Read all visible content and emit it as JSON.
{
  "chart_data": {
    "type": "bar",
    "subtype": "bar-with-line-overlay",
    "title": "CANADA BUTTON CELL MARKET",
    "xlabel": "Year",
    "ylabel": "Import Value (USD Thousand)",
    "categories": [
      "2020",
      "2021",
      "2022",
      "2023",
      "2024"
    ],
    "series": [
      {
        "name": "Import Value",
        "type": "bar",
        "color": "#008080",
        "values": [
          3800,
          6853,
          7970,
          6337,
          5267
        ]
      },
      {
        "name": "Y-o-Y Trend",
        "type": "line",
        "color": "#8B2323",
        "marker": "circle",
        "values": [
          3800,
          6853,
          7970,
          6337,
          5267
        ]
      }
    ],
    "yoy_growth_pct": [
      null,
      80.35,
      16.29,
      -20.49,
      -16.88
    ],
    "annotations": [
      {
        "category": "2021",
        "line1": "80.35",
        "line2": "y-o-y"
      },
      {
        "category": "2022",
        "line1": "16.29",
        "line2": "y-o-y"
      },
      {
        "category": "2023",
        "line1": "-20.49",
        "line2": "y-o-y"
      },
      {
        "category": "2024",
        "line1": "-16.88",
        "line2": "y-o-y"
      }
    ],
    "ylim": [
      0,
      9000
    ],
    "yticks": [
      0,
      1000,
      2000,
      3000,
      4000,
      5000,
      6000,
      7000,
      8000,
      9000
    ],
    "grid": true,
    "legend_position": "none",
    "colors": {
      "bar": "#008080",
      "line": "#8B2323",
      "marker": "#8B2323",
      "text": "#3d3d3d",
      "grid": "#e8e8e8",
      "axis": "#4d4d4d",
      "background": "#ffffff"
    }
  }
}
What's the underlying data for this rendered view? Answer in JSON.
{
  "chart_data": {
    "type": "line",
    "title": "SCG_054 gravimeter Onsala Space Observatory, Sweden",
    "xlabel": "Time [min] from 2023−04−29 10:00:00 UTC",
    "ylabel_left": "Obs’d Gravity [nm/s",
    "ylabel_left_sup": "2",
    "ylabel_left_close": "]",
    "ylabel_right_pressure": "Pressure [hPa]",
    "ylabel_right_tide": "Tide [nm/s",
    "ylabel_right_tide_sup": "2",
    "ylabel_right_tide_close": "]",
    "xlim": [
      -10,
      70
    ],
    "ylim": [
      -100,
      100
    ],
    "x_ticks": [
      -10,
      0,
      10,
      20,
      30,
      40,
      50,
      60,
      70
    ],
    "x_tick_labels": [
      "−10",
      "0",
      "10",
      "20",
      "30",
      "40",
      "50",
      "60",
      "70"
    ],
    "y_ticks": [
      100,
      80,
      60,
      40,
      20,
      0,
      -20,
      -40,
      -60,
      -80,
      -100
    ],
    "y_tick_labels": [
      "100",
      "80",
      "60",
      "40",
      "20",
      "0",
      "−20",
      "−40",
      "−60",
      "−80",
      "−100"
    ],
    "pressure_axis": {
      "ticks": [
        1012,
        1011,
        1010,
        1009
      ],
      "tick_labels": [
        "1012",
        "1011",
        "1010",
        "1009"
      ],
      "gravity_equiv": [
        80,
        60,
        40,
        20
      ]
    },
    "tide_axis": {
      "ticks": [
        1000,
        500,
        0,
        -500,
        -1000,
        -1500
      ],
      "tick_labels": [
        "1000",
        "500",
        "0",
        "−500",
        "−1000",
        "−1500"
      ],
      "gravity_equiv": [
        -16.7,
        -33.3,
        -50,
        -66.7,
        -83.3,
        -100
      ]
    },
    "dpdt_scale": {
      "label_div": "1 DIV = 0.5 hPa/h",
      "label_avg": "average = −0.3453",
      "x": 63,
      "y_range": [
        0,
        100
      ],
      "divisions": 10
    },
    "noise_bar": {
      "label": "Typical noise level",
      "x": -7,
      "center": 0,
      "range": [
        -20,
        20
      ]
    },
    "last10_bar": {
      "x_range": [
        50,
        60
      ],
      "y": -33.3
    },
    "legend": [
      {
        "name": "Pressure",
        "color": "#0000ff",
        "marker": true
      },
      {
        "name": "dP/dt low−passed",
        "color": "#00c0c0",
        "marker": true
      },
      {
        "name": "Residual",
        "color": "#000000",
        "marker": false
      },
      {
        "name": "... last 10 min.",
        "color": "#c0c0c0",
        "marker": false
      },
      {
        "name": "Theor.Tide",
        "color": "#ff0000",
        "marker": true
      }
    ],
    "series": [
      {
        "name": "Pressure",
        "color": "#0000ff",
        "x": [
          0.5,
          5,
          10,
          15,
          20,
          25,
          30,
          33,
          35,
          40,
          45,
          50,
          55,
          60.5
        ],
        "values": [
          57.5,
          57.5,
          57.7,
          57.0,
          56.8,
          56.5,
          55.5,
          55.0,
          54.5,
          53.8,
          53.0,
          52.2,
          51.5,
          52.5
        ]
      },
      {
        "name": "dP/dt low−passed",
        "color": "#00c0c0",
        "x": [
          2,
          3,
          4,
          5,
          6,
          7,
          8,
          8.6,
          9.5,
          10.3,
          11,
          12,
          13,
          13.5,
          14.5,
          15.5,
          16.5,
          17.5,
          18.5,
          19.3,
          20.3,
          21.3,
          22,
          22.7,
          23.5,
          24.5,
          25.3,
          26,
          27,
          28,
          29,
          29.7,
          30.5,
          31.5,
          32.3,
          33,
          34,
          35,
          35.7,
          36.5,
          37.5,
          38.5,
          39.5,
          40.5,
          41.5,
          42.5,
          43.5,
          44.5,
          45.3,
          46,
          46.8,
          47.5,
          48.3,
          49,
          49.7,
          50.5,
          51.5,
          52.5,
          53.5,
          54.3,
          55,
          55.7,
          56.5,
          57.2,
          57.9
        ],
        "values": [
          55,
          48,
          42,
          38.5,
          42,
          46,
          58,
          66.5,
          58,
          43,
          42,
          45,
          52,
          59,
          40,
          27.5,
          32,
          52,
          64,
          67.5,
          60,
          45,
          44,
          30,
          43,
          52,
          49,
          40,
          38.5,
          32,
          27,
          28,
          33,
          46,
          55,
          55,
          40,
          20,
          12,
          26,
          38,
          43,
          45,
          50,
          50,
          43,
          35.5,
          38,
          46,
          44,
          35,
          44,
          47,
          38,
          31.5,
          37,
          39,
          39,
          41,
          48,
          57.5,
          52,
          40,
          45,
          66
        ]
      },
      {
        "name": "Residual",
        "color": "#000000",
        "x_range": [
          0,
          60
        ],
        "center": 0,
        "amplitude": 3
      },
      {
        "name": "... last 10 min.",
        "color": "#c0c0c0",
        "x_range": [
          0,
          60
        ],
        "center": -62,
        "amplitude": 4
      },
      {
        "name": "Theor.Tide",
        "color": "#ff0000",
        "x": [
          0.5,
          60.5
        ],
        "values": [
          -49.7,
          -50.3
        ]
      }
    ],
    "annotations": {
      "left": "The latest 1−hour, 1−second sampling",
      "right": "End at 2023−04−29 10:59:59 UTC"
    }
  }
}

——

Your instructions:
Please quote every record above exactly as it appears.

Solved problem:
Read all visible content and emit it as JSON.
{
  "chart_data": {
    "type": "bar",
    "subtype": "bar-with-line-overlay",
    "title": "CANADA BUTTON CELL MARKET",
    "xlabel": "Year",
    "ylabel": "Import Value (USD Thousand)",
    "categories": [
      "2020",
      "2021",
      "2022",
      "2023",
      "2024"
    ],
    "series": [
      {
        "name": "Import Value",
        "type": "bar",
        "color": "#008080",
        "values": [
          3800,
          6853,
          7970,
          6337,
          5267
        ]
      },
      {
        "name": "Y-o-Y Trend",
        "type": "line",
        "color": "#8B2323",
        "marker": "circle",
        "values": [
          3800,
          6853,
          7970,
          6337,
          5267
        ]
      }
    ],
    "yoy_growth_pct": [
      null,
      80.35,
      16.29,
      -20.49,
      -16.88
    ],
    "annotations": [
      {
        "category": "2021",
        "line1": "80.35",
        "line2": "y-o-y"
      },
      {
        "category": "2022",
        "line1": "16.29",
        "line2": "y-o-y"
      },
      {
        "category": "2023",
        "line1": "-20.49",
        "line2": "y-o-y"
      },
      {
        "category": "2024",
        "line1": "-16.88",
        "line2": "y-o-y"
      }
    ],
    "ylim": [
      0,
      9000
    ],
    "yticks": [
      0,
      1000,
      2000,
      3000,
      4000,
      5000,
      6000,
      7000,
      8000,
      9000
    ],
    "grid": true,
    "legend_position": "none",
    "colors": {
      "bar": "#008080",
      "line": "#8B2323",
      "marker": "#8B2323",
      "text": "#3d3d3d",
      "grid": "#e8e8e8",
      "axis": "#4d4d4d",
      "background": "#ffffff"
    }
  }
}
What's the underlying data for this rendered view? Answer in JSON.
{
  "chart_data": {
    "type": "line",
    "title": "SCG_054 gravimeter Onsala Space Observatory, Sweden",
    "xlabel": "Time [min] from 2023−04−29 10:00:00 UTC",
    "ylabel_left": "Obs’d Gravity [nm/s",
    "ylabel_left_sup": "2",
    "ylabel_left_close": "]",
    "ylabel_right_pressure": "Pressure [hPa]",
    "ylabel_right_tide": "Tide [nm/s",
    "ylabel_right_tide_sup": "2",
    "ylabel_right_tide_close": "]",
    "xlim": [
      -10,
      70
    ],
    "ylim": [
      -100,
      100
    ],
    "x_ticks": [
      -10,
      0,
      10,
      20,
      30,
      40,
      50,
      60,
      70
    ],
    "x_tick_labels": [
      "−10",
      "0",
      "10",
      "20",
      "30",
      "40",
      "50",
      "60",
      "70"
    ],
    "y_ticks": [
      100,
      80,
      60,
      40,
      20,
      0,
      -20,
      -40,
      -60,
      -80,
      -100
    ],
    "y_tick_labels": [
      "100",
      "80",
      "60",
      "40",
      "20",
      "0",
      "−20",
      "−40",
      "−60",
      "−80",
      "−100"
    ],
    "pressure_axis": {
      "ticks": [
        1012,
        1011,
        1010,
        1009
      ],
      "tick_labels": [
        "1012",
        "1011",
        "1010",
        "1009"
      ],
      "gravity_equiv": [
        80,
        60,
        40,
        20
      ]
    },
    "tide_axis": {
      "ticks": [
        1000,
        500,
        0,
        -500,
        -1000,
        -1500
      ],
      "tick_labels": [
        "1000",
        "500",
        "0",
        "−500",
        "−1000",
        "−1500"
      ],
      "gravity_equiv": [
        -16.7,
        -33.3,
        -50,
        -66.7,
        -83.3,
        -100
      ]
    },
    "dpdt_scale": {
      "label_div": "1 DIV = 0.5 hPa/h",
      "label_avg": "average = −0.3453",
      "x": 63,
      "y_range": [
        0,
        100
      ],
      "divisions": 10
    },
    "noise_bar": {
      "label": "Typical noise level",
      "x": -7,
      "center": 0,
      "range": [
        -20,
        20
      ]
    },
    "last10_bar": {
      "x_range": [
        50,
        60
      ],
      "y": -33.3
    },
    "legend": [
      {
        "name": "Pressure",
        "color": "#0000ff",
        "marker": true
      },
      {
        "name": "dP/dt low−passed",
        "color": "#00c0c0",
        "marker": true
      },
      {
        "name": "Residual",
        "color": "#000000",
        "marker": false
      },
      {
        "name": "... last 10 min.",
        "color": "#c0c0c0",
        "marker": false
      },
      {
        "name": "Theor.Tide",
        "color": "#ff0000",
        "marker": true
      }
    ],
    "series": [
      {
        "name": "Pressure",
        "color": "#0000ff",
        "x": [
          0.5,
          5,
          10,
          15,
          20,
          25,
          30,
          33,
          35,
          40,
          45,
          50,
          55,
          60.5
        ],
        "values": [
          57.5,
          57.5,
          57.7,
          57.0,
          56.8,
          56.5,
          55.5,
          55.0,
          54.5,
          53.8,
          53.0,
          52.2,
          51.5,
          52.5
        ]
      },
      {
        "name": "dP/dt low−passed",
        "color": "#00c0c0",
        "x": [
          2,
          3,
          4,
          5,
          6,
          7,
          8,
          8.6,
          9.5,
          10.3,
          11,
          12,
          13,
          13.5,
          14.5,
          15.5,
          16.5,
          17.5,
          18.5,
          19.3,
          20.3,
          21.3,
          22,
          22.7,
          23.5,
          24.5,
          25.3,
          26,
          27,
          28,
          29,
          29.7,
          30.5,
          31.5,
          32.3,
          33,
          34,
          35,
          35.7,
          36.5,
          37.5,
          38.5,
          39.5,
          40.5,
          41.5,
          42.5,
          43.5,
          44.5,
          45.3,
          46,
          46.8,
          47.5,
          48.3,
          49,
          49.7,
          50.5,
          51.5,
          52.5,
          53.5,
          54.3,
          55,
          55.7,
          56.5,
          57.2,
          57.9
        ],
        "values": [
          55,
          48,
          42,
          38.5,
          42,
          46,
          58,
          66.5,
          58,
          43,
          42,
          45,
          52,
          59,
          40,
          27.5,
          32,
          52,
          64,
          67.5,
          60,
          45,
          44,
          30,
          43,
          52,
          49,
          40,
          38.5,
          32,
          27,
          28,
          33,
          46,
          55,
          55,
          40,
          20,
          12,
          26,
          38,
          43,
          45,
          50,
          50,
          43,
          35.5,
          38,
          46,
          44,
          35,
          44,
          47,
          38,
          31.5,
          37,
          39,
          39,
          41,
          48,
          57.5,
          52,
          40,
          45,
          66
        ]
      },
      {
        "name": "Residual",
        "color": "#000000",
        "x_range": [
          0,
          60
        ],
        "center": 0,
        "amplitude": 3
      },
      {
        "name": "... last 10 min.",
        "color": "#c0c0c0",
        "x_range": [
          0,
          60
        ],
        "center": -62,
        "amplitude": 4
      },
      {
        "name": "Theor.Tide",
        "color": "#ff0000",
        "x": [
          0.5,
          60.5
        ],
        "values": [
          -49.7,
          -50.3
        ]
      }
    ],
    "annotations": {
      "left": "The latest 1−hour, 1−second sampling",
      "right": "End at 2023−04−29 10:59:59 UTC"
    }
  }
}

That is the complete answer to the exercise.